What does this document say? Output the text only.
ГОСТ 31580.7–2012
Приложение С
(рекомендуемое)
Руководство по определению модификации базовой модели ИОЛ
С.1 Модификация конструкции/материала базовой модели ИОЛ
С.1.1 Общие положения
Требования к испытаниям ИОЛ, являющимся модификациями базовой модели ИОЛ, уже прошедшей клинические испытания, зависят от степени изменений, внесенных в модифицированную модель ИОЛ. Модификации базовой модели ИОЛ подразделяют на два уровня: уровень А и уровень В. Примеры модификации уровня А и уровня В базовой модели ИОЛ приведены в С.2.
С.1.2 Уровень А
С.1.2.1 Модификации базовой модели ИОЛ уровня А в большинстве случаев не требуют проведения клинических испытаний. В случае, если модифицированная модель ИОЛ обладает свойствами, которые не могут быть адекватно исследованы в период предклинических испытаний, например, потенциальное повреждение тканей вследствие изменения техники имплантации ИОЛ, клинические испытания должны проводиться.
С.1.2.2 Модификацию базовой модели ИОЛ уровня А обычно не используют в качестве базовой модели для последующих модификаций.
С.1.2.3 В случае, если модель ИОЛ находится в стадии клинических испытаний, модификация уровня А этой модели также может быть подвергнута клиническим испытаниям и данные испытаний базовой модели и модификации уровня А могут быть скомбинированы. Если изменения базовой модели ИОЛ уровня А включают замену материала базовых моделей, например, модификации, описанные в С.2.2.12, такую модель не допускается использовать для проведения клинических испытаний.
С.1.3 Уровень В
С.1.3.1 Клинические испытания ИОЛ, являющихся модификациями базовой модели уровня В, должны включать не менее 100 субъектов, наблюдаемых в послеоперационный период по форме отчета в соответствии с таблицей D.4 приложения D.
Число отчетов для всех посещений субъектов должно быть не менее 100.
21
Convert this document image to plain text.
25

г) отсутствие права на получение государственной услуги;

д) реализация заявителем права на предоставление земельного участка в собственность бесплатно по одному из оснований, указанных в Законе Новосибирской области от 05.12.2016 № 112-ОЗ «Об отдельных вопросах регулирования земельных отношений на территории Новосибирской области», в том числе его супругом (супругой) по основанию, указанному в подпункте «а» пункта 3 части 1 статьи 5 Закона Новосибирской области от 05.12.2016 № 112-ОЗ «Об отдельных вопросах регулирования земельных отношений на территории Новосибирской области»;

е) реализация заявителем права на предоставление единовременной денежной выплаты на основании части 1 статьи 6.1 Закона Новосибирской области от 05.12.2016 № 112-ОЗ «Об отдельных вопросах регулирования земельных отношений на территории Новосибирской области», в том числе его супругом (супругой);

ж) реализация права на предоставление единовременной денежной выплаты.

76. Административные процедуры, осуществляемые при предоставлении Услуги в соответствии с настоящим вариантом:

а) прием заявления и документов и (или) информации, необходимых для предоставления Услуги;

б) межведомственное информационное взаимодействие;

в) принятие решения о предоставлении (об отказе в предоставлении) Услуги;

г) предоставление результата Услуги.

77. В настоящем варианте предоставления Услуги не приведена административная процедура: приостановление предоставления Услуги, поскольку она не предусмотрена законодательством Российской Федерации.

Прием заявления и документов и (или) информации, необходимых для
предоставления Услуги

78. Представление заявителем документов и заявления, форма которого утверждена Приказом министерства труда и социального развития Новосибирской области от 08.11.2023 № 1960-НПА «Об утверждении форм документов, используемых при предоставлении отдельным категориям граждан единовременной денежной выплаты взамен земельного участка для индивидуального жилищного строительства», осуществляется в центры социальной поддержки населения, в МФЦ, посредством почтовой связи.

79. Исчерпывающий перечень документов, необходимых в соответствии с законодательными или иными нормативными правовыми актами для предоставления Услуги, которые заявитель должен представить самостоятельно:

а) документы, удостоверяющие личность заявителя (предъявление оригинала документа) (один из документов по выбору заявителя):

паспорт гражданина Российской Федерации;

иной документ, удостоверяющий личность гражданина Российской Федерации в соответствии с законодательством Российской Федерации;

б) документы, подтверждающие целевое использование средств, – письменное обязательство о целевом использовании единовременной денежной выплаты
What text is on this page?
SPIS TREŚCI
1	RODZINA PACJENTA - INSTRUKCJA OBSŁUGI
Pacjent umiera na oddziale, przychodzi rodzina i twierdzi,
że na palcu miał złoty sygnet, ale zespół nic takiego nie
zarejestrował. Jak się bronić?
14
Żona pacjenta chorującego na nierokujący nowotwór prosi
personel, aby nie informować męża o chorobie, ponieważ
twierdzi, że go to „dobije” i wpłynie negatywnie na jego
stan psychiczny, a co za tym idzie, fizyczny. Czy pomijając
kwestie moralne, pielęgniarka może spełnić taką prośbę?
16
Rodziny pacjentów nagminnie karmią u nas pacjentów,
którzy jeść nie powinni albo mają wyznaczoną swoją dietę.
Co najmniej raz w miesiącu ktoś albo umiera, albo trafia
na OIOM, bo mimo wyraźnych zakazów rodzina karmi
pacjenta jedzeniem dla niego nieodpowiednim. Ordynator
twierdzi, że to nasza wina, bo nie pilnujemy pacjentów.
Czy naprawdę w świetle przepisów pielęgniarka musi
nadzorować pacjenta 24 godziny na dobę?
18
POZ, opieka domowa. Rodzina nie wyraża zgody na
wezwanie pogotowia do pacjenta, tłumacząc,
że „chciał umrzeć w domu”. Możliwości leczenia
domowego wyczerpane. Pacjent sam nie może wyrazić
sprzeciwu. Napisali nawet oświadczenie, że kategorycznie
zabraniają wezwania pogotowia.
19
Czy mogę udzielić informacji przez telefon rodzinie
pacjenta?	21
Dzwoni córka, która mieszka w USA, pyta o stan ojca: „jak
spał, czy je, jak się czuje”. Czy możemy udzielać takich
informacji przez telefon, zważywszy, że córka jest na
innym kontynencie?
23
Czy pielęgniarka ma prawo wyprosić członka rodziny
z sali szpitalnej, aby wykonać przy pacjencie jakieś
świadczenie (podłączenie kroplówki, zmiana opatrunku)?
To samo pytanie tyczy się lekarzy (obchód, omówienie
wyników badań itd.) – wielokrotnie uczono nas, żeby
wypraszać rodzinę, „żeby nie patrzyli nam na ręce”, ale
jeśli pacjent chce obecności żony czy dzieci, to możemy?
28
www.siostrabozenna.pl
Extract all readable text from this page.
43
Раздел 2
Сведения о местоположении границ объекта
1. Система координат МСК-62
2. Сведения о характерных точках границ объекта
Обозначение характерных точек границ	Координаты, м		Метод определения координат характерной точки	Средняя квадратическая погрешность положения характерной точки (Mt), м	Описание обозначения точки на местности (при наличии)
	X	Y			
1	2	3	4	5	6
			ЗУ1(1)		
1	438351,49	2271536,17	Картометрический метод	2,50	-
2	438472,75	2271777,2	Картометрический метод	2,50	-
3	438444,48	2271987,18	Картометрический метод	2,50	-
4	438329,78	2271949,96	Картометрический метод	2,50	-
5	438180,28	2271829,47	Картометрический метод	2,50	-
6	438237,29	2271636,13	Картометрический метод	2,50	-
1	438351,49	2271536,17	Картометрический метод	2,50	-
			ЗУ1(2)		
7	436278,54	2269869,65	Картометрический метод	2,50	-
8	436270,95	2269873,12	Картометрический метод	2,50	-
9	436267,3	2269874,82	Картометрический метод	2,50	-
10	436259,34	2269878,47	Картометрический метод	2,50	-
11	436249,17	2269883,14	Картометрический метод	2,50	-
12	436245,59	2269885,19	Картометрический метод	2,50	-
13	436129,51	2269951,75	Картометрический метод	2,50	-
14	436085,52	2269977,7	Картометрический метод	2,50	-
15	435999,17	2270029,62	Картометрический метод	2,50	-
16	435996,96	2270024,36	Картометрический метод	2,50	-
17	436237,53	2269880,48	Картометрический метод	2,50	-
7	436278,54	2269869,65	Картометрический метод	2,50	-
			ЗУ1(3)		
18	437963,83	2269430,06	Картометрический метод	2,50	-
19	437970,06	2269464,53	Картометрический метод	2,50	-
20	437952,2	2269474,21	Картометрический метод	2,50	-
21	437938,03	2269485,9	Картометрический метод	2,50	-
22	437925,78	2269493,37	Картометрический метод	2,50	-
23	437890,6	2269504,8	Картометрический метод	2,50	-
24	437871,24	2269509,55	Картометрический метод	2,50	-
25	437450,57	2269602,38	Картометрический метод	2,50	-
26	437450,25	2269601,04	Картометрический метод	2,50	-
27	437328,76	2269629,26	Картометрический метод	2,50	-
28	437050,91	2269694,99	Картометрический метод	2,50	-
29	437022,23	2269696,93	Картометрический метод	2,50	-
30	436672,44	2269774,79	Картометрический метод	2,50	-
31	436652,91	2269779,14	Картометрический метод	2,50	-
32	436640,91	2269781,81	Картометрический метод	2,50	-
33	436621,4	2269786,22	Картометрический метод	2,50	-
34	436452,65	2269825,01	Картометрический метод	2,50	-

━━━━━━━━━━━━━━━━━━━━

**Task instructions**
What is the number of lines above that contain "клинических"? Answer with that number only.

**Answer for this exercise**
2